▶ _STATED PROBLEM_
Locate every line in the records below that holds the word "değiştirildi" and return each one.

/---

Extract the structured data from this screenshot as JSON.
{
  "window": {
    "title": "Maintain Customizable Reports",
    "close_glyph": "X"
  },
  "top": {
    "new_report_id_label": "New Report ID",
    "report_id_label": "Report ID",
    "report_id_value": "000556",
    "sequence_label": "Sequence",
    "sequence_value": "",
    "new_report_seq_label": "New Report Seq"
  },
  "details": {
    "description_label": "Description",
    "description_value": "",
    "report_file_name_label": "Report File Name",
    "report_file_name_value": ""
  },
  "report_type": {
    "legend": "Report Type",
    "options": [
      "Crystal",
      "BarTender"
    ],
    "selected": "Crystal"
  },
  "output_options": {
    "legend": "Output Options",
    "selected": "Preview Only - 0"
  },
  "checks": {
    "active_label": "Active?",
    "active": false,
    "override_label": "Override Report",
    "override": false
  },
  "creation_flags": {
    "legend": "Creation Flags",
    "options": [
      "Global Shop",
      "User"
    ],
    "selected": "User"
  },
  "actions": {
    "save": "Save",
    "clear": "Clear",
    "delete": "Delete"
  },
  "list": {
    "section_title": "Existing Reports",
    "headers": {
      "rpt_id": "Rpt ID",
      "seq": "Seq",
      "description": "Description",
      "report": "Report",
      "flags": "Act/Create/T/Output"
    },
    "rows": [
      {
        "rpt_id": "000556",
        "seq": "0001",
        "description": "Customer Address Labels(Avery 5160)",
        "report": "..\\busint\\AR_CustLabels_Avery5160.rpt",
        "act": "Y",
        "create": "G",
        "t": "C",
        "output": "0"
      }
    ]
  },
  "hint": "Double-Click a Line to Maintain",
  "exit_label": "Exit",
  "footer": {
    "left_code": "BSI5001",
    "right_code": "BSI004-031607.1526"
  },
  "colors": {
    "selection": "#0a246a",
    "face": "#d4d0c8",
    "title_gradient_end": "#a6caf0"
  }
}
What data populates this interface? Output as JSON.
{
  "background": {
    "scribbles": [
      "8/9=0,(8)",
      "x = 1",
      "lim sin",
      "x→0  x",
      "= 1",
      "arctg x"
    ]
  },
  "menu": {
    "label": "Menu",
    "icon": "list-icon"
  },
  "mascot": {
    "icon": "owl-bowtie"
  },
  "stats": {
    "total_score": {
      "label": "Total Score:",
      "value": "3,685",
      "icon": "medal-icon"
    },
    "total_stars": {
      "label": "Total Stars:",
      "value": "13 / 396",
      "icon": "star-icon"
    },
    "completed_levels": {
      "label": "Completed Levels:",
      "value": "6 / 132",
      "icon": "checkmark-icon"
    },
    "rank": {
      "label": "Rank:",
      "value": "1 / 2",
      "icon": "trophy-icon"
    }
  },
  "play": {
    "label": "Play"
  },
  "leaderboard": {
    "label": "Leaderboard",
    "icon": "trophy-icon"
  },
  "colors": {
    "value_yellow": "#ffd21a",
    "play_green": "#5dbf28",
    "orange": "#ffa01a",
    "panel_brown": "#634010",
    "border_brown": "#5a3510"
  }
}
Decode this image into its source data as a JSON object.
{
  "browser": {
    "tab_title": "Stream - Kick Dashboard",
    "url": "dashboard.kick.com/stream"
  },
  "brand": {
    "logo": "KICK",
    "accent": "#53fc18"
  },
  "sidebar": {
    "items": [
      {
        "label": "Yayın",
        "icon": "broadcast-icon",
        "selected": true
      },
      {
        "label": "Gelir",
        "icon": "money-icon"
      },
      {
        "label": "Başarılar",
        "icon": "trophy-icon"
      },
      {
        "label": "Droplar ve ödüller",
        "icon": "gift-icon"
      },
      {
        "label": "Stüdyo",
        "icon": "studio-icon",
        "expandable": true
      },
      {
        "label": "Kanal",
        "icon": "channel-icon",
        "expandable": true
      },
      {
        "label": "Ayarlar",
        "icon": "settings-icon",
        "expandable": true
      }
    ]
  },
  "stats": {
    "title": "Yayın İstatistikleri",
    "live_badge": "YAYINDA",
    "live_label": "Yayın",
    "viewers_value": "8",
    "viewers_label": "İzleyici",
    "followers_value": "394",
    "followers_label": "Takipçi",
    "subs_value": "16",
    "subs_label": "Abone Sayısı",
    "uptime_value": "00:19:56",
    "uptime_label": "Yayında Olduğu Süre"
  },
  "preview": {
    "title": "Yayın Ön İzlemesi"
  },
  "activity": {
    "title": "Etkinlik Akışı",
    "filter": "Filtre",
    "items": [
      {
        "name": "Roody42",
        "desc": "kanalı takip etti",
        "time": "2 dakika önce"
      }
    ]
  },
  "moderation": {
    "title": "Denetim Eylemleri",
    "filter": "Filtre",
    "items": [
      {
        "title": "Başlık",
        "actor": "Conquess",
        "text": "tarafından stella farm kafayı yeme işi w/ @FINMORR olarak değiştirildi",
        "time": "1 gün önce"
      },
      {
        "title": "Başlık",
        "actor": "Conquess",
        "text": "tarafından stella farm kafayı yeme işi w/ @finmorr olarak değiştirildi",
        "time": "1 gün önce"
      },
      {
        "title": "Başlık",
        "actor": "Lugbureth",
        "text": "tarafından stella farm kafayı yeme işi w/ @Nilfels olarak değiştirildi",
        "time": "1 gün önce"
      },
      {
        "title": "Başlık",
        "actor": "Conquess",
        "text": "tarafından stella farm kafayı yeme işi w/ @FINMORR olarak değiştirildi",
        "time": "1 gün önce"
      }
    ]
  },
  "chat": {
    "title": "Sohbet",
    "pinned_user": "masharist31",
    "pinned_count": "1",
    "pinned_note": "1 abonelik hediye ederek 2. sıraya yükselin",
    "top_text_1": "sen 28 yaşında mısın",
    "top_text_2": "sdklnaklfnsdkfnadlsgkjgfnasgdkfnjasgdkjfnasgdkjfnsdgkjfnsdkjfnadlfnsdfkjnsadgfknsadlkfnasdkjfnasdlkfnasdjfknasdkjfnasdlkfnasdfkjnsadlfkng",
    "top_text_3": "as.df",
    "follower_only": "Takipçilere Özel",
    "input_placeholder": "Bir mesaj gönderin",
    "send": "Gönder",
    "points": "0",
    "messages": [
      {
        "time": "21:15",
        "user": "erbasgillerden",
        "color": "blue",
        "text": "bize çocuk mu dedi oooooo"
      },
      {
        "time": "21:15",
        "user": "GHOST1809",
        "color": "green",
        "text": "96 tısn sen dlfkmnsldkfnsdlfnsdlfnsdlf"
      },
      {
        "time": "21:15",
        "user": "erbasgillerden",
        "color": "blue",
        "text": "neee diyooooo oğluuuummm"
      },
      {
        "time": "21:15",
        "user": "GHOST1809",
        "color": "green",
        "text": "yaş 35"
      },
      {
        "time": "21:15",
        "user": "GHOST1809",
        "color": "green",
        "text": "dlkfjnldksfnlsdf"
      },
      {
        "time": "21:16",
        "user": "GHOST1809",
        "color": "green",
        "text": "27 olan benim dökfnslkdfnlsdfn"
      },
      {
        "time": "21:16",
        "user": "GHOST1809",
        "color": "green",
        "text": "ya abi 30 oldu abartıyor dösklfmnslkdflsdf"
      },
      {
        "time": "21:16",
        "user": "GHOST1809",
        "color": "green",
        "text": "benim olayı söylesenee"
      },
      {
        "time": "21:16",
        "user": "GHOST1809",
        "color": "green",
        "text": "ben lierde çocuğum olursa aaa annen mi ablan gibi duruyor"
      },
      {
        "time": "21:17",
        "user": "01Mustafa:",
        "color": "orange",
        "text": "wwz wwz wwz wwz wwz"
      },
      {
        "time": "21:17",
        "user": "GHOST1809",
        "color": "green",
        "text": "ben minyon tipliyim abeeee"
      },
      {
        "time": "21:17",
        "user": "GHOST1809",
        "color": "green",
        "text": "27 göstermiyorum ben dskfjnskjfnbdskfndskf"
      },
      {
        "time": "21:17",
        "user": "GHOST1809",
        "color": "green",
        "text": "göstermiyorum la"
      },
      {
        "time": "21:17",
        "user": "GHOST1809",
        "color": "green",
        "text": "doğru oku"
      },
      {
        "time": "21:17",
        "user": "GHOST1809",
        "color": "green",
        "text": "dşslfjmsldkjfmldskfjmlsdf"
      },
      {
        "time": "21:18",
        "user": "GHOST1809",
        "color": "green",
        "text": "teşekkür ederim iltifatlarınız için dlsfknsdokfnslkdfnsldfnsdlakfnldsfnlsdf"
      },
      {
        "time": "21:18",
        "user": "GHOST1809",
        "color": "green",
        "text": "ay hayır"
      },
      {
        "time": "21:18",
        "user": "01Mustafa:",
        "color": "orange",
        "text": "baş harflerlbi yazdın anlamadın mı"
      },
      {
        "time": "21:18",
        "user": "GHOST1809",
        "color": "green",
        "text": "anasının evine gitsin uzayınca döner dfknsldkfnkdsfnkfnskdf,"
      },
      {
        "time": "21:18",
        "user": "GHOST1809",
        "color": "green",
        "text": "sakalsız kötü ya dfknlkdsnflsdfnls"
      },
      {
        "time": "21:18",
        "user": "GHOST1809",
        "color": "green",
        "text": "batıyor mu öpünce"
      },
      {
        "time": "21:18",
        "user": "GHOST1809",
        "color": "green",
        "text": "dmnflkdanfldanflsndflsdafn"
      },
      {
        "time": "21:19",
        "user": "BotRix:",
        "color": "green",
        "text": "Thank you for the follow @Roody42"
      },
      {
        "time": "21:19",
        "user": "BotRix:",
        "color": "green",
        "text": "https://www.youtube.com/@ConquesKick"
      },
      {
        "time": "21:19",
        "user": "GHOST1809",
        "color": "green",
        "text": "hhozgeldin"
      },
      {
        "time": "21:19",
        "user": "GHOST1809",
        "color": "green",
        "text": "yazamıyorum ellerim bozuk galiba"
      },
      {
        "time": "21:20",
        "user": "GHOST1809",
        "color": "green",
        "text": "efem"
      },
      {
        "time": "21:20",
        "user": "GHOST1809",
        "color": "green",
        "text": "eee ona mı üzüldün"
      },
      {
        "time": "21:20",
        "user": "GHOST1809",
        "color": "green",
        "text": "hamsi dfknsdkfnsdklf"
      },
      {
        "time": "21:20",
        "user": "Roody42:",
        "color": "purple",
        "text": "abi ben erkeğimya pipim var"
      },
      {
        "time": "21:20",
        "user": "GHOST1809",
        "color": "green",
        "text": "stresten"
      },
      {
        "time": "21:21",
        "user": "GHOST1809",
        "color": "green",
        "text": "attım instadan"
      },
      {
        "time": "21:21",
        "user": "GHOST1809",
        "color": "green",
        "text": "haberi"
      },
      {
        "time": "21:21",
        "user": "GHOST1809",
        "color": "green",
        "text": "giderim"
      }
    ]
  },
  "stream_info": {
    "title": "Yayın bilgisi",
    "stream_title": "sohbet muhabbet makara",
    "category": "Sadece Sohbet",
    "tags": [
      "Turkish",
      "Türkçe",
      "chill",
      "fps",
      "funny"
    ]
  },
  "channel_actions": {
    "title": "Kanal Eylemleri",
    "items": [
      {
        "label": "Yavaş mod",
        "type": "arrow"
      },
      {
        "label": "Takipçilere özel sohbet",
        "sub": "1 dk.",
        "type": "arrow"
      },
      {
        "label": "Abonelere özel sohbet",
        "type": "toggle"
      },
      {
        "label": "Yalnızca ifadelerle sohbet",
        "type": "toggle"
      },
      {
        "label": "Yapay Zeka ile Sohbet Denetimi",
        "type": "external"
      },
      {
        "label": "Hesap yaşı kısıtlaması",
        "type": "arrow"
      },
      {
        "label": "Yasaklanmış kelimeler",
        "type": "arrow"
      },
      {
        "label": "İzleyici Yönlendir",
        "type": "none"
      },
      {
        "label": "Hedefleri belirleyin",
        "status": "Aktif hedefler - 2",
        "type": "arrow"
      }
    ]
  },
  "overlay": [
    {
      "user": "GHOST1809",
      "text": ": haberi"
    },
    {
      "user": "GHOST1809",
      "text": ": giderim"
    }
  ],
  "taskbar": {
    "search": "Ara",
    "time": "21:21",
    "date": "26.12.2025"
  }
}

\---

▶ _WRITTEN SOLUTION_
        "text": "tarafından stella farm kafayı yeme işi w/ @FINMORR olarak değiştirildi",
        "text": "tarafından stella farm kafayı yeme işi w/ @finmorr olarak değiştirildi",
        "text": "tarafından stella farm kafayı yeme işi w/ @Nilfels olarak değiştirildi",
        "text": "tarafından stella farm kafayı yeme işi w/ @FINMORR olarak değiştirildi",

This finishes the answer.